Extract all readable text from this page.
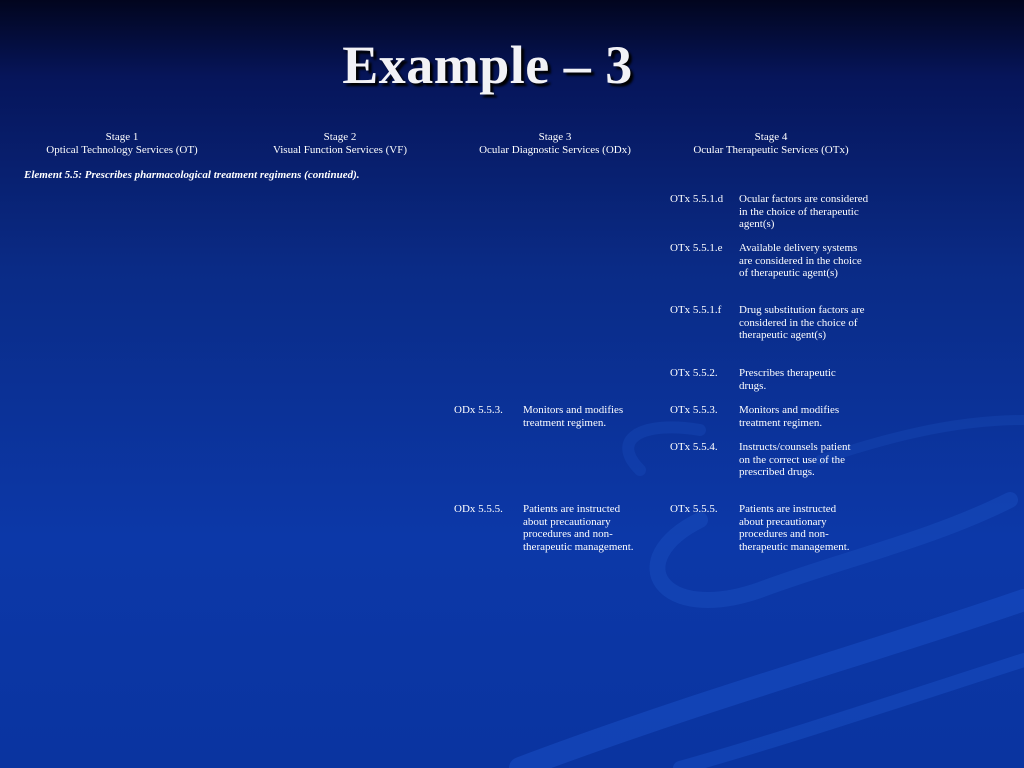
Example – 3
Stage 1
Optical Technology Services (OT)
Stage 2
Visual Function Services (VF)
Stage 3
Ocular Diagnostic Services (ODx)
Stage 4
Ocular Therapeutic Services (OTx)
Element 5.5: Prescribes pharmacological treatment regimens (continued).
OTx 5.5.1.d Ocular factors are considered in the choice of therapeutic agent(s)
OTx 5.5.1.e Available delivery systems are considered in the choice of therapeutic agent(s)
OTx 5.5.1.f Drug substitution factors are considered in the choice of therapeutic agent(s)
OTx 5.5.2. Prescribes therapeutic drugs.
ODx 5.5.3. Monitors and modifies treatment regimen.
OTx 5.5.3. Monitors and modifies treatment regimen.
OTx 5.5.4. Instructs/counsels patient on the correct use of the prescribed drugs.
ODx 5.5.5. Patients are instructed about precautionary procedures and non-therapeutic management.
OTx 5.5.5. Patients are instructed about precautionary procedures and non-therapeutic management.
______
- WHAT TO WORK ON
Skip the pictures, then return the rest of the data exactly.

- SOLVED EXERCISE
Extract all readable text from this page.
Example – 3
Stage 1
Optical Technology Services (OT)
Stage 2
Visual Function Services (VF)
Stage 3
Ocular Diagnostic Services (ODx)
Stage 4
Ocular Therapeutic Services (OTx)
Element 5.5: Prescribes pharmacological treatment regimens (continued).
OTx 5.5.1.d Ocular factors are considered in the choice of therapeutic agent(s)
OTx 5.5.1.e Available delivery systems are considered in the choice of therapeutic agent(s)
OTx 5.5.1.f Drug substitution factors are considered in the choice of therapeutic agent(s)
OTx 5.5.2. Prescribes therapeutic drugs.
ODx 5.5.3. Monitors and modifies treatment regimen.
OTx 5.5.3. Monitors and modifies treatment regimen.
OTx 5.5.4. Instructs/counsels patient on the correct use of the prescribed drugs.
ODx 5.5.5. Patients are instructed about precautionary procedures and non-therapeutic management.
OTx 5.5.5. Patients are instructed about precautionary procedures and non-therapeutic management.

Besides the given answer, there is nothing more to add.